:: Reading passage ::

========================

The NRZ method is normally generated inside computers, at low speeds, when the asynchronous transmission is being used. It is not popular for synchronous transmission because there is no voltage or level change when there are long strings of sequential binary 1s or 0s. If there is no signal change, it is difficult for the receiver to determine just where one-bit ends and the next one begins. If the clock is to be recovered from the transmitted data in a synchronous system, there must be more frequent changes, preferably one per bit. NRZ is usually converted to another format, such as RZ or Manchester, for synchronous transmissions.
Return to Zero
In return to zero (RZ) encoding [see Fig. 11-9(c) and (d)], the voltage level assigned to a binary 1 level returns to zero during the bit period. Unipolar RZ is illustrated in Fig. 11-9(c). The binary 1 level occurs for 50 percent of the bit interval, and the remaining bit interval is zero. Only one polarity level is used. Pulses occur only when a binary 1 is transmitted; no pulse is transmitted for a
Bipolar RZ is illustrated in Fig. 11-9(d). A 50 percent bit interval +3-V pulse is transmitted during a binary 1, and a -3-V pulse is transmitted for a binary 0. Because there is one clearly discernible pulse per bit, it is extremely easy to derive the clock from the transmitted data. For that reason, bipolar RZ is preferred over unipolar RZ. A popular variation of the bipolar RZ format is called alternative mark inversion (AMI) [see Fig. 11-9(e)]. During the bit interval, binary 0s are transmitted as no pulse. Binary 1s, also called marks, are transmitted as alternating positive and negative pulses. One binary 1 is sent as a positive pulse, the next binary 1 as a negative pulse, the next as a positive pulse, and so on.
Manchester encoding also referred to as bi-phase encoding, can be unipolar or bipolar. It is widely used in LANs. In the Manchester system, a binary 1 is transmitted first as a positive pulse, for one-half of the bit interval, and then as a negative pulse, for the remaining part of the bit interval. A binary 0 is transmitted as a negative pulse for the first half of the bit interval and a positive pulse for the second half of the bit interval [see Fig. 11-9(f)]. The fact that there is a transition at the center of each 0 or 1 bit makes clock recovery very easy. However, because of the transition in the center of each bit, the frequency of a Manchester-encoded signal is two times an NRZ signal, doubling the bandwidth requirement.

========================

[Element position data]
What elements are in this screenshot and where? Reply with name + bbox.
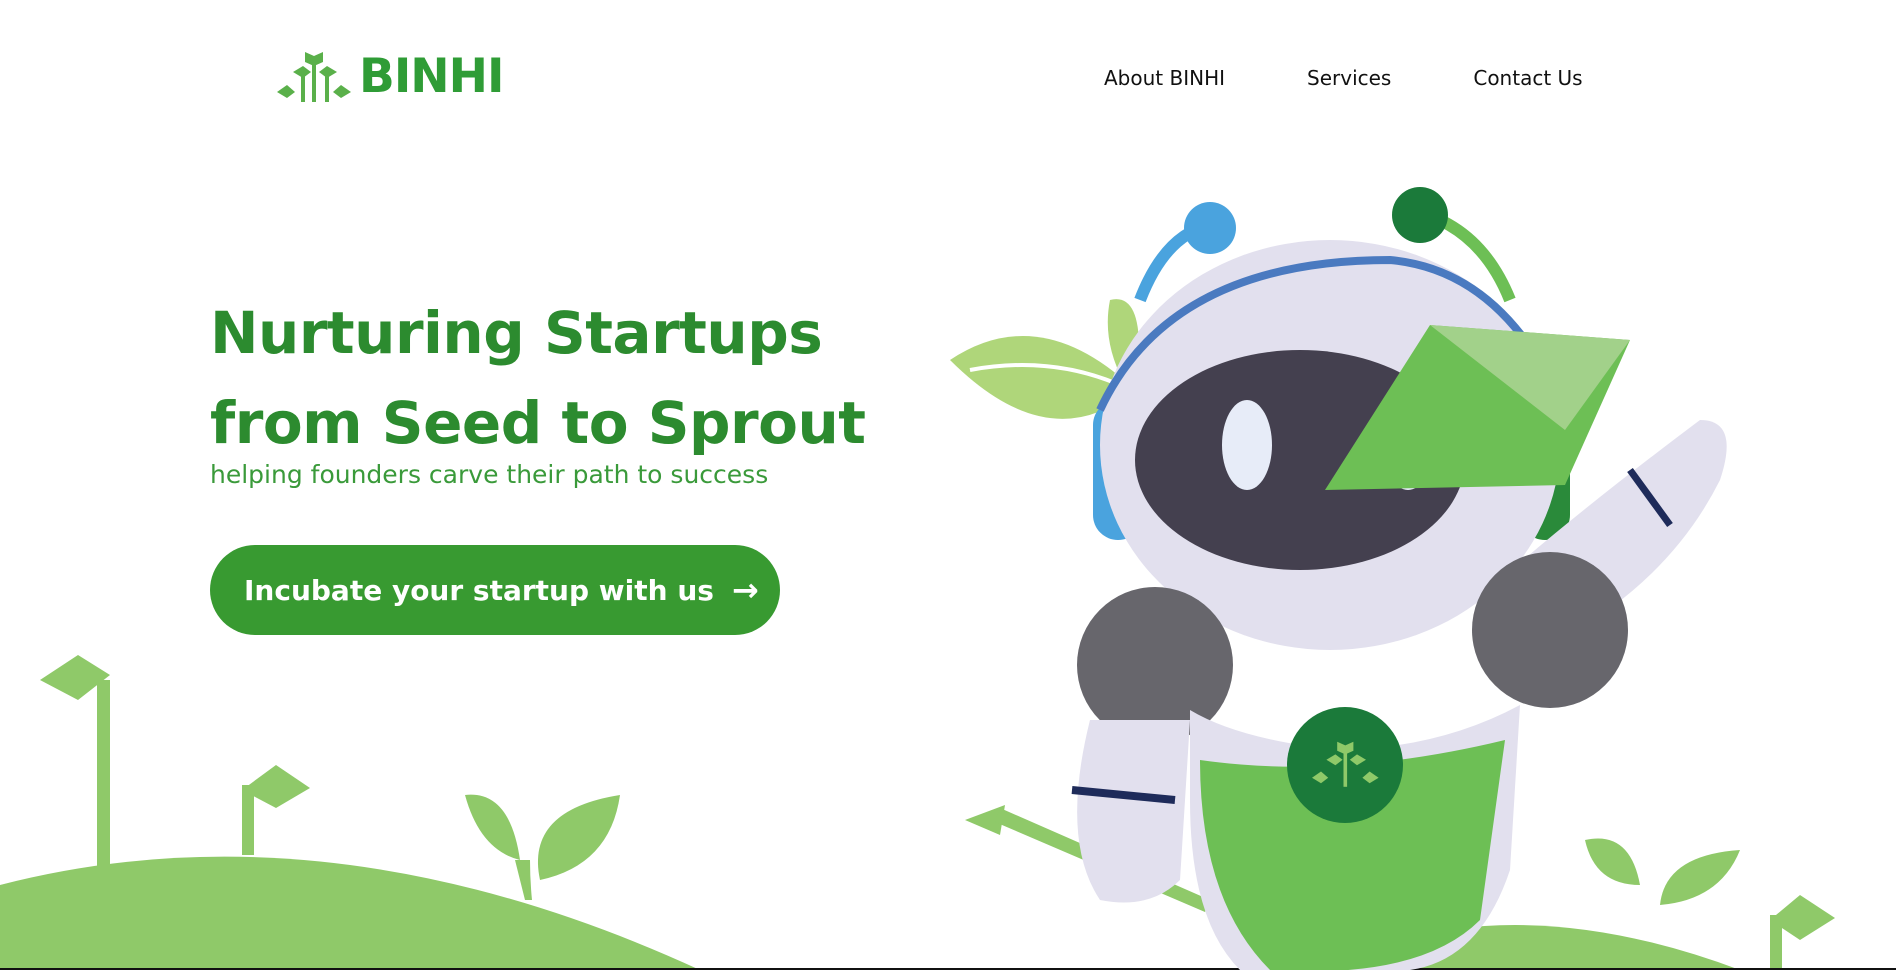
- cta-label: Incubate your startup with us: [244, 573, 714, 607]
- leaf-sprout-icon: [465, 794, 620, 900]
- nav-contact-us[interactable]: Contact Us: [1473, 66, 1582, 90]
- robot-mascot-illustration: [950, 187, 1727, 970]
- binhi-logo-icon: [277, 52, 351, 102]
- sprout-flag-icon: [40, 655, 310, 870]
- main-nav: About BINHI Services Contact Us: [1104, 66, 1583, 90]
- incubate-cta-button[interactable]: Incubate your startup with us →: [210, 545, 780, 635]
- hero-title-line-1: Nurturing Startups: [210, 299, 823, 367]
- arrow-right-icon: →: [731, 571, 759, 609]
- site-header: BINHI About BINHI Services Contact Us: [0, 0, 1896, 160]
- hero-title-line-2: from Seed to Sprout: [210, 389, 866, 457]
- logo[interactable]: BINHI: [277, 48, 504, 104]
- hero-subtitle: helping founders carve their path to suc…: [210, 460, 769, 489]
- brand-name: BINHI: [359, 48, 504, 104]
- left-hill: [0, 856, 700, 970]
- nav-about-binhi[interactable]: About BINHI: [1104, 66, 1225, 90]
- nav-services[interactable]: Services: [1307, 66, 1391, 90]
- hero-title: Nurturing Startups from Seed to Sprout: [210, 288, 866, 468]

========================

:: Task set ::
• 1. Copy the passage on signal encoding word for word, starting at "Manchester encoding also" and ending at "the bandwidth requirement.".
• 2. Rewrite all the records, changing "screenshot" to "image" and keeping everything else the same, and omit the pictures from your answer.
The records are unrelated to the text.

:: Response list ::
• 1.
Manchester encoding also referred to as bi-phase encoding, can be unipolar or bipolar. It is widely used in LANs. In the Manchester system, a binary 1 is transmitted first as a positive pulse, for one-half of the bit interval, and then as a negative pulse, for the remaining part of the bit interval. A binary 0 is transmitted as a negative pulse for the first half of the bit interval and a positive pulse for the second half of the bit interval [see Fig. 11-9(f)]. The fact that there is a transition at the center of each 0 or 1 bit makes clock recovery very easy. However, because of the transition in the center of each bit, the frequency of a Manchester-encoded signal is two times an NRZ signal, doubling the bandwidth requirement.

• 2.
What elements are in this image and where? Reply with name + bbox.
- cta-label: Incubate your startup with us: [244, 573, 714, 607]
- leaf-sprout-icon: [465, 794, 620, 900]
- nav-contact-us[interactable]: Contact Us: [1473, 66, 1582, 90]
- robot-mascot-illustration: [950, 187, 1727, 970]
- binhi-logo-icon: [277, 52, 351, 102]
- sprout-flag-icon: [40, 655, 310, 870]
- main-nav: About BINHI Services Contact Us: [1104, 66, 1583, 90]
- incubate-cta-button[interactable]: Incubate your startup with us →: [210, 545, 780, 635]
- hero-title-line-1: Nurturing Startups: [210, 299, 823, 367]
- arrow-right-icon: →: [731, 571, 759, 609]
- site-header: BINHI About BINHI Services Contact Us: [0, 0, 1896, 160]
- hero-title-line-2: from Seed to Sprout: [210, 389, 866, 457]
- logo[interactable]: BINHI: [277, 48, 504, 104]
- hero-subtitle: helping founders carve their path to suc…: [210, 460, 769, 489]
- brand-name: BINHI: [359, 48, 504, 104]
- left-hill: [0, 856, 700, 970]
- nav-about-binhi[interactable]: About BINHI: [1104, 66, 1225, 90]
- nav-services[interactable]: Services: [1307, 66, 1391, 90]
- hero-title: Nurturing Startups from Seed to Sprout: [210, 288, 866, 468]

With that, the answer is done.